**TASK DESCRIPTION**:
Each line that follows is to be retyped exactly.

(Dataset records)
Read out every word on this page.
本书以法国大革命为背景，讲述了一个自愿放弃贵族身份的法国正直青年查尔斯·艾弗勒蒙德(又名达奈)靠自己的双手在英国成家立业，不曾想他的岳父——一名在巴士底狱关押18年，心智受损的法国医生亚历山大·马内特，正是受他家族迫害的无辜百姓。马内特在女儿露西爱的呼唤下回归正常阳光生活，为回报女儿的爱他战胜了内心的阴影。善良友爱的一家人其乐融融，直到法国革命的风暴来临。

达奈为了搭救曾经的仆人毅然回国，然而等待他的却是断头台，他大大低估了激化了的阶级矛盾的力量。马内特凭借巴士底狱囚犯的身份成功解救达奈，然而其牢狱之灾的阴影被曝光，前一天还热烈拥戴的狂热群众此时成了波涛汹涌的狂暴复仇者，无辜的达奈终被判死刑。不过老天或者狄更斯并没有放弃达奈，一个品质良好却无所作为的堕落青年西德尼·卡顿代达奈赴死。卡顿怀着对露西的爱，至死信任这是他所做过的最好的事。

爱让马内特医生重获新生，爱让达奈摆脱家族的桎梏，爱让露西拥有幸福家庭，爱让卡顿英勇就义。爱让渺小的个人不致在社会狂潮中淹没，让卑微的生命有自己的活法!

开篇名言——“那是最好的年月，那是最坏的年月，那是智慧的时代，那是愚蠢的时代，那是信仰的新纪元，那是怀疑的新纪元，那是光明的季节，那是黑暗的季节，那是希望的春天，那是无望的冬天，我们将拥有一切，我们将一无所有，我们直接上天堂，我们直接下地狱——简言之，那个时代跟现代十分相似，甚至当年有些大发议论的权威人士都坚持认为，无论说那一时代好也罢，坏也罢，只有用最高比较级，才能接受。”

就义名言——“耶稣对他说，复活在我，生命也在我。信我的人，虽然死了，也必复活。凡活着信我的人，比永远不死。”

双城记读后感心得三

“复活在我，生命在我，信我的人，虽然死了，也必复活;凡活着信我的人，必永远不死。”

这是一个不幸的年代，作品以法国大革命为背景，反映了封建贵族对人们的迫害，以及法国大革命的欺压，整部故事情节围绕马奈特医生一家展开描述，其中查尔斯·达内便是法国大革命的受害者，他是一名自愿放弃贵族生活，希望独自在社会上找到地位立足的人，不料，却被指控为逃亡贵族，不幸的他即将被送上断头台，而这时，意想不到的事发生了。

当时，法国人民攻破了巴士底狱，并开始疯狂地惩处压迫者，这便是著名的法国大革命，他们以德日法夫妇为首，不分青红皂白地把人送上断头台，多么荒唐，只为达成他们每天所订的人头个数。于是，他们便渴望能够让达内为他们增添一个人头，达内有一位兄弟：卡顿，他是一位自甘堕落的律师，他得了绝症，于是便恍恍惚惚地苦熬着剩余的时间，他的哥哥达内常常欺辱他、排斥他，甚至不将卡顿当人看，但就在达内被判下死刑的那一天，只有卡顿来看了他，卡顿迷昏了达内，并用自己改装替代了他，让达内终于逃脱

**REPLY TO THE EXERCISE**:
Read out every word on this page.
本书以法国大革命为背景，讲述了一个自愿放弃贵族身份的法国正直青年查尔斯·艾弗勒蒙德(又名达奈)靠自己的双手在英国成家立业，不曾想他的岳父——一名在巴士底狱关押18年，心智受损的法国医生亚历山大·马内特，正是受他家族迫害的无辜百姓。马内特在女儿露西爱的呼唤下回归正常阳光生活，为回报女儿的爱他战胜了内心的阴影。善良友爱的一家人其乐融融，直到法国革命的风暴来临。

达奈为了搭救曾经的仆人毅然回国，然而等待他的却是断头台，他大大低估了激化了的阶级矛盾的力量。马内特凭借巴士底狱囚犯的身份成功解救达奈，然而其牢狱之灾的阴影被曝光，前一天还热烈拥戴的狂热群众此时成了波涛汹涌的狂暴复仇者，无辜的达奈终被判死刑。不过老天或者狄更斯并没有放弃达奈，一个品质良好却无所作为的堕落青年西德尼·卡顿代达奈赴死。卡顿怀着对露西的爱，至死信任这是他所做过的最好的事。

爱让马内特医生重获新生，爱让达奈摆脱家族的桎梏，爱让露西拥有幸福家庭，爱让卡顿英勇就义。爱让渺小的个人不致在社会狂潮中淹没，让卑微的生命有自己的活法!

开篇名言——“那是最好的年月，那是最坏的年月，那是智慧的时代，那是愚蠢的时代，那是信仰的新纪元，那是怀疑的新纪元，那是光明的季节，那是黑暗的季节，那是希望的春天，那是无望的冬天，我们将拥有一切，我们将一无所有，我们直接上天堂，我们直接下地狱——简言之，那个时代跟现代十分相似，甚至当年有些大发议论的权威人士都坚持认为，无论说那一时代好也罢，坏也罢，只有用最高比较级，才能接受。”

就义名言——“耶稣对他说，复活在我，生命也在我。信我的人，虽然死了，也必复活。凡活着信我的人，比永远不死。”

双城记读后感心得三

“复活在我，生命在我，信我的人，虽然死了，也必复活;凡活着信我的人，必永远不死。”

这是一个不幸的年代，作品以法国大革命为背景，反映了封建贵族对人们的迫害，以及法国大革命的欺压，整部故事情节围绕马奈特医生一家展开描述，其中查尔斯·达内便是法国大革命的受害者，他是一名自愿放弃贵族生活，希望独自在社会上找到地位立足的人，不料，却被指控为逃亡贵族，不幸的他即将被送上断头台，而这时，意想不到的事发生了。

当时，法国人民攻破了巴士底狱，并开始疯狂地惩处压迫者，这便是著名的法国大革命，他们以德日法夫妇为首，不分青红皂白地把人送上断头台，多么荒唐，只为达成他们每天所订的人头个数。于是，他们便渴望能够让达内为他们增添一个人头，达内有一位兄弟：卡顿，他是一位自甘堕落的律师，他得了绝症，于是便恍恍惚惚地苦熬着剩余的时间，他的哥哥达内常常欺辱他、排斥他，甚至不将卡顿当人看，但就在达内被判下死刑的那一天，只有卡顿来看了他，卡顿迷昏了达内，并用自己改装替代了他，让达内终于逃脱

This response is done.